TEXT SECTION ::
Testing three cans for certification will help address variability in
products or test measurements. All three cans must individually meet
the standard. As noted above, cans must be tested in their most likely
storage configuration.
    The final results are to be reported in grams per gallon, where the
grams are the mass of hydrocarbons escaping from the container over 24
hours and the gallons are the nominal can capacity. The daily emissions
will then be averaged for each can to demonstrate compliance with the
standard. This test captures hydrocarbons lost through permeation and
any other evaporative

[[Page 8502]]

losses from the container as a whole. The grams of hydrocarbons lost
may be determined by either weighing the gas can before and after the
diurnal test cycle or measuring emissions directly using the SHED
instrumentation.
    Consistent with the automotive test procedures, we are requiring
that the testing take place using 9 pounds per square inch (psi) Reid
Vapor Pressure (RVP) certification gasoline, which is the same fuel
required by EPA to be used in its other evaporative test programs. We
are requiring testing be done using E10 fuel (10% ethanol blended with
the gasoline described above) to help ensure in-use emission reductions
on ethanol-gasoline blends, which tend to have increased evaporative
emissions with certain permeation barrier materials. We continue to
believe that including ethanol in the test fuel will lead to the
selection of materials by manufacturers that are consistent with ``best
available control'' requirements for all likely contained gasolines,
and is clearly appropriate given the expected increase over time of the
use of ethanol blends of gasoline under the renewable fuel provisions
of the Energy Policy Act of 2005.
    Diurnal emissions are not only a function of temperature and fuel
volatility, but of the size of the vapor space in the container as
well. We are finalizing as proposed that the fill level at the start of
the test be 50% of the nominal capacity of the can. This would likely
be the average fuel level of the gas can in-use. Nominal capacity of
the cans is defined as the volume of fuel, specified by the
manufacturer, to which the can could be filled when sitting on level
ground. The vapor space that normally occurs in a container, even when
``full,'' would not be considered in the nominal capacity of the can.
All of these test requirements are meant to represent typical in-use
storage conditions for containers, on which EPA can base its emissions
standards. The above provisions for diurnal testing are included as a
way to implement the standards effectively, which, in conjunction with
the new emissions standard, will lead to the use of best available
technology at a reasonable cost. We did not receive comment on these
test procedures.

[Element and coordinate records]
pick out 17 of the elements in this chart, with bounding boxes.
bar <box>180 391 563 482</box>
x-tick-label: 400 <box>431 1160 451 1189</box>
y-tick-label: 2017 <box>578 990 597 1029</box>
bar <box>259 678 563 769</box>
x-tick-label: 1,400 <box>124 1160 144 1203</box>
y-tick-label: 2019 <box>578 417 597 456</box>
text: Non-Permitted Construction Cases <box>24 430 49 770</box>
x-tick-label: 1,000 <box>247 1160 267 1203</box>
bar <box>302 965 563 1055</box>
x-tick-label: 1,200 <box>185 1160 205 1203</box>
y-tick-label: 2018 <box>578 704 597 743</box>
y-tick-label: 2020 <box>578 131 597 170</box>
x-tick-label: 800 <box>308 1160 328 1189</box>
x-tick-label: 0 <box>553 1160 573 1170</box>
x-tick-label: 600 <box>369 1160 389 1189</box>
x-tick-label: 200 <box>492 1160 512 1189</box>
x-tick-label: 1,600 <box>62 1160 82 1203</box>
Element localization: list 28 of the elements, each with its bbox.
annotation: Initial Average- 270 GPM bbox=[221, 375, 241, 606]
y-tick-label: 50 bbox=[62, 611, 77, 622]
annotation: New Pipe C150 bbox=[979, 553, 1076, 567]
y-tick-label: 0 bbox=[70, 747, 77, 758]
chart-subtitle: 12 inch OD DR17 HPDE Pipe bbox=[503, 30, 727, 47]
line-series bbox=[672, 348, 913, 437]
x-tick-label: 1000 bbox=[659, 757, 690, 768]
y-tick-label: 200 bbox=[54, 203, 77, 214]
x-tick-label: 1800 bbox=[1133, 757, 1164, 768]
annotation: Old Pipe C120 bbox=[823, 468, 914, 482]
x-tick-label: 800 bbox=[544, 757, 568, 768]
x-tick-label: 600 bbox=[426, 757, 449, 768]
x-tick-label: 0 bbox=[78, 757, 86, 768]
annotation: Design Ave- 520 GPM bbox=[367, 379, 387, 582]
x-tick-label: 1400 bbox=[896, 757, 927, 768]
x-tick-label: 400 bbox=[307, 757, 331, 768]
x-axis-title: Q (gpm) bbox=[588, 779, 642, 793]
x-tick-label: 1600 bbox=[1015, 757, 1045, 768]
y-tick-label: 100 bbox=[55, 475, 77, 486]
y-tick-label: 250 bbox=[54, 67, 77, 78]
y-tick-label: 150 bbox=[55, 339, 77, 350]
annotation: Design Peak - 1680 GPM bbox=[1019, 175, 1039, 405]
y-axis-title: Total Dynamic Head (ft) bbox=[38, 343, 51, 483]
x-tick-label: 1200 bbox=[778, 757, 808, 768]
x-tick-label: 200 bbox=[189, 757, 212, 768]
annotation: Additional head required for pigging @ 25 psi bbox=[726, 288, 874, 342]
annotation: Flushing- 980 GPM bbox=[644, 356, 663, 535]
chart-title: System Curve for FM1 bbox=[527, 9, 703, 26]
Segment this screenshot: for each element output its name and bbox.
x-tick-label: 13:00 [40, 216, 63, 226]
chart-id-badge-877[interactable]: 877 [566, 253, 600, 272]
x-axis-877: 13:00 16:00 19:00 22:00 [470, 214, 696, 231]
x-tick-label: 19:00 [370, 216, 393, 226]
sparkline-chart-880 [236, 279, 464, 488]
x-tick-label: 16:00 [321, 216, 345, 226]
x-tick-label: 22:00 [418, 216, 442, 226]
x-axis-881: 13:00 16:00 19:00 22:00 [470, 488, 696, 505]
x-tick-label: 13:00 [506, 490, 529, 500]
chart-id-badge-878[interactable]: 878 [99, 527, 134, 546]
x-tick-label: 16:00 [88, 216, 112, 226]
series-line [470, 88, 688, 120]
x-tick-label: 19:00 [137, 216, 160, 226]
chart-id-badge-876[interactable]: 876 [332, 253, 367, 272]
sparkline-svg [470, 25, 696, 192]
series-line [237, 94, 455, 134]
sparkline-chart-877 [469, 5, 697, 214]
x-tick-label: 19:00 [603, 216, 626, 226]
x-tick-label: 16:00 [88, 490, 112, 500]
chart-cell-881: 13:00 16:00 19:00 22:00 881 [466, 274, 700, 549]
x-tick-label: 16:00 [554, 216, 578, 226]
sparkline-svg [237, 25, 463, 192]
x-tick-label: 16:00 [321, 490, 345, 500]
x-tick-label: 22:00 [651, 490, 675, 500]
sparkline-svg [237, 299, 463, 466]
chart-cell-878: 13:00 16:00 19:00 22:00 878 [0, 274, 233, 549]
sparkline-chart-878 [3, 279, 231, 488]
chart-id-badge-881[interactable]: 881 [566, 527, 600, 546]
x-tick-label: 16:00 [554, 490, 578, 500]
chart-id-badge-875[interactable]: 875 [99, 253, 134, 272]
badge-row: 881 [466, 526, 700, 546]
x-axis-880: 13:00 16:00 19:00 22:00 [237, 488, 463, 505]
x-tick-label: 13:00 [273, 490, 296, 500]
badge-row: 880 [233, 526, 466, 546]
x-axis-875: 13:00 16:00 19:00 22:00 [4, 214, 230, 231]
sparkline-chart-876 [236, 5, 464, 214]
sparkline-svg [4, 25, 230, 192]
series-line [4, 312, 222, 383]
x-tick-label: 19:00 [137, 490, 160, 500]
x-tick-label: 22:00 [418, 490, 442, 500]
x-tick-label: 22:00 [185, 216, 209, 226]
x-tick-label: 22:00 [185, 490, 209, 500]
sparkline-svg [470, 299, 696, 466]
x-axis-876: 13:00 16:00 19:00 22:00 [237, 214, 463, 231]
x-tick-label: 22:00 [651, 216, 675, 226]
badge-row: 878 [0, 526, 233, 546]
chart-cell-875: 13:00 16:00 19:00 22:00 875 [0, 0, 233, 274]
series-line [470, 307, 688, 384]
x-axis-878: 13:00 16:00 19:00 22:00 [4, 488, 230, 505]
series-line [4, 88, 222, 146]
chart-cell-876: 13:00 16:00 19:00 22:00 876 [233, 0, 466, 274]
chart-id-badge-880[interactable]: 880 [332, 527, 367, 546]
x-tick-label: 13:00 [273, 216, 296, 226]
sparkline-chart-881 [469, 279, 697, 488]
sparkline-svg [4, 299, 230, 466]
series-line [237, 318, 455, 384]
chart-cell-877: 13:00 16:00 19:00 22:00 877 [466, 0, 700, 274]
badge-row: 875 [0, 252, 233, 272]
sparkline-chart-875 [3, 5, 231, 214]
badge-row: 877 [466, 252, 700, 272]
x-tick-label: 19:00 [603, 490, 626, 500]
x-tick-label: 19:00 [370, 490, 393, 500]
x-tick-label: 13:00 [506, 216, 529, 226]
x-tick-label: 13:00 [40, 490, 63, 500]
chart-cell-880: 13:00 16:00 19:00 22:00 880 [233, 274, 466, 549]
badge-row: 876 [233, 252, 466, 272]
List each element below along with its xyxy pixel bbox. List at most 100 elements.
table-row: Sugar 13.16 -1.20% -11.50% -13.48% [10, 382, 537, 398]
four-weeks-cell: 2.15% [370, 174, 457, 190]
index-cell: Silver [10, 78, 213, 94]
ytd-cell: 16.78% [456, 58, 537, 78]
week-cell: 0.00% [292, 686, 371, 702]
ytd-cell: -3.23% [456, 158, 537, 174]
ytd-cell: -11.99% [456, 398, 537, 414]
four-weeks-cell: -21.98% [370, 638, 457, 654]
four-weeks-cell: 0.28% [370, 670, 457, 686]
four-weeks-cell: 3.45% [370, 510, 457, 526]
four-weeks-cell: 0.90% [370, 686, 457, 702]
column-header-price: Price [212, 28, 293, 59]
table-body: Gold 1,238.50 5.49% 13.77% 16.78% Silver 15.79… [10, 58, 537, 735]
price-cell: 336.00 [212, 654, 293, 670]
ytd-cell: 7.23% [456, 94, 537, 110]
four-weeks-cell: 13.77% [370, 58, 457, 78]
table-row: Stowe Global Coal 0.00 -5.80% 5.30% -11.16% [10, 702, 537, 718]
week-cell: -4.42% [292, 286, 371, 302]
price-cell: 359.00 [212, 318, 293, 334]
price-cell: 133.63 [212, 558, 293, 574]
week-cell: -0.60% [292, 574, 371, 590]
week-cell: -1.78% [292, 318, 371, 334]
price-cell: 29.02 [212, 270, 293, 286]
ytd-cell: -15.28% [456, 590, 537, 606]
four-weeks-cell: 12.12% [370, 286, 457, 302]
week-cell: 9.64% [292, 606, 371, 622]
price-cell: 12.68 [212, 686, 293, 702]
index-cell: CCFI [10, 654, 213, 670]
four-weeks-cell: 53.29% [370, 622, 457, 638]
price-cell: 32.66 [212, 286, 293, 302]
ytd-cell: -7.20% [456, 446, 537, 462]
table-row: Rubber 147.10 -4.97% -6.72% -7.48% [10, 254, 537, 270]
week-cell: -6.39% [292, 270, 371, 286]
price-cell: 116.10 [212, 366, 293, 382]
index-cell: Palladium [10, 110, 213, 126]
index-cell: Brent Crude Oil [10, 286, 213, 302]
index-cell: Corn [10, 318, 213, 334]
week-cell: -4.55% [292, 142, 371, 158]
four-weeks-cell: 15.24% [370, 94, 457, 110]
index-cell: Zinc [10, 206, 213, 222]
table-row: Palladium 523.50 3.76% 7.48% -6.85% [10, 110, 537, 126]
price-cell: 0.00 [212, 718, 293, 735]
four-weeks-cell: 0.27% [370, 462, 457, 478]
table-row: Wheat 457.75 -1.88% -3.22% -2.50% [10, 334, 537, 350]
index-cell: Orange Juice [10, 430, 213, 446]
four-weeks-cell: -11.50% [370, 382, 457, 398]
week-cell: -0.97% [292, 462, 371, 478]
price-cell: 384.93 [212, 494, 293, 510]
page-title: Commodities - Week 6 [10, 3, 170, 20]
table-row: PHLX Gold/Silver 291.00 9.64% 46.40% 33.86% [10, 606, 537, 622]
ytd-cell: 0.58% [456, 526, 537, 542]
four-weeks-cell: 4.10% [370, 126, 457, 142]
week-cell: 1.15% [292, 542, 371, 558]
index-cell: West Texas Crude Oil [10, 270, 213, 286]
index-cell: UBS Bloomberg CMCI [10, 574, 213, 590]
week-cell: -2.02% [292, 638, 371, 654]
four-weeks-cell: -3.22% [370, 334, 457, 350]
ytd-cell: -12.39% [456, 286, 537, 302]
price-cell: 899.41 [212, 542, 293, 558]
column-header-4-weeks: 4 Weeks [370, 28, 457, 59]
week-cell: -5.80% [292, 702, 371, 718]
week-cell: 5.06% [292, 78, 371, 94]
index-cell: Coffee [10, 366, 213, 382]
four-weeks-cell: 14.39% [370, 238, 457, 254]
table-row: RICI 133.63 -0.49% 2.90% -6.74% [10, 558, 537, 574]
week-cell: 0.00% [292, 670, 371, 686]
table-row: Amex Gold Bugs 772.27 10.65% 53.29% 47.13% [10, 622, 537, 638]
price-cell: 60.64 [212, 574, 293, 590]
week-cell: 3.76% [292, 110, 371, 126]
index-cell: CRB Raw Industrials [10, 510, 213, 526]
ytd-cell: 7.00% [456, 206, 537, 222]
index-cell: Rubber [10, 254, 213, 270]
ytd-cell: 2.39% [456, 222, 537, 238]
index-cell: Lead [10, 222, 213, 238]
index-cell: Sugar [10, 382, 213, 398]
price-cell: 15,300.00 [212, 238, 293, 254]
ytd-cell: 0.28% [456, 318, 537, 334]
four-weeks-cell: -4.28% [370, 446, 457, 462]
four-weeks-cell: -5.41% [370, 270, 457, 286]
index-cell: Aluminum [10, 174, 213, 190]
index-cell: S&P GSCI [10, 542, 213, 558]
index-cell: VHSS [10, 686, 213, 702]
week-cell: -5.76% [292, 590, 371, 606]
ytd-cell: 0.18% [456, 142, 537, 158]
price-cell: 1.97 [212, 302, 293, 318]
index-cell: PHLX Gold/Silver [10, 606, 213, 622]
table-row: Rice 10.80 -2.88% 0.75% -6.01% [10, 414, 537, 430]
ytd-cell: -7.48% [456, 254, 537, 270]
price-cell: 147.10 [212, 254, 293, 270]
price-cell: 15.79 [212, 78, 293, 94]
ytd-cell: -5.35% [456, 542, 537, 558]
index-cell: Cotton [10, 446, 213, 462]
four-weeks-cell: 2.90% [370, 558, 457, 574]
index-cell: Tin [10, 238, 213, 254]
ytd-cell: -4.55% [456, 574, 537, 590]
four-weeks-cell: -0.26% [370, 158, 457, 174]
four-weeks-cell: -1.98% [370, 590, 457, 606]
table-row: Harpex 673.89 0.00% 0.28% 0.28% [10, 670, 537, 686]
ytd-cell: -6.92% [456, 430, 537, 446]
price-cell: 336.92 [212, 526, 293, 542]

TASKS FOR THIS EXERCISE ::
a - Answer these questions from the gas can testing section above:
(i) How many cans are tested for certification?
(ii) What fuel must be used for testing?
(iii) What fill level is required at the start of the test?
b - Continue the gas can testing section above, starting after its final sentence.

RESPONSE LIST ::
a -
(i) Three cans.
(ii) E10 fuel, which is 10% ethanol blended with 9 psi Reid Vapor Pressure certification gasoline.
(iii) 50% of the nominal capacity of the can.

b -
    Before testing for certification, the container must be run through
the durability tests described below. Within 8 hours of the end of the
soak period contained in the durability cycle, the cans are to be
drained and refilled to 50 percent nominal capacity with fresh fuel,
and then the spouts re-attached. When the can is drained, it must be
immediately refilled to prevent it from drying out. The timing of these
steps is needed to ensure that the stabilized permeation emissions
levels are retained. The can will then be weighed and placed in the
environmental chamber for the diurnal test. After each diurnal, the can
must be re-weighed. In lieu of weighing the container, manufacturers
may opt to measure emissions from the SHED directly. For any in-use
testing of containers, the durability procedures will not be run prior
to testing.
    California's test procedures are very similar to those described
above. However, the California procedure contains a more severe
temperature profile of 65-105 [deg]F. As proposed, we will allow
manufacturers to use this temperature profile to test cans as long as
other parts of the EPA test procedures are followed, including the
durability provisions below.
2. Preconditioning to Ensure Durable In-Use Control
a. Durability Cycles
    As proposed, we are specifying three durability aging cycles to
help ensure durable permeation barriers: slosh, pressure-vacuum
cycling, and ultraviolet (UV) exposure. They represent conditions that
are likely to occur in-use for gas cans, especially for those cans used
for commercial purposes and carried on truck beds or trailers. The
purpose of these deterioration cycles is to help ensure that the
technology chosen by manufacturers is durable in-use, representing best
available control, and the measured emissions are representative of in-
use permeation rates. Fuel slosh, pressure cycling, and ultraviolet
(UV) exposure each impact the durability of certain permeation
barriers, and we believe these cycles are needed to ensure long-term
emissions control. Without these durability cycles, manufacturers could
choose to use materials that meet the standard when they are new but
have degraded performance in-use, leading to higher emissions. We do
not expect these procedures to adversely impact the feasibility of the
standards, because there are permeation barriers available at a
reasonable cost that do not deteriorate significantly under these
conditions (these permeation barriers are examples of best available
controls).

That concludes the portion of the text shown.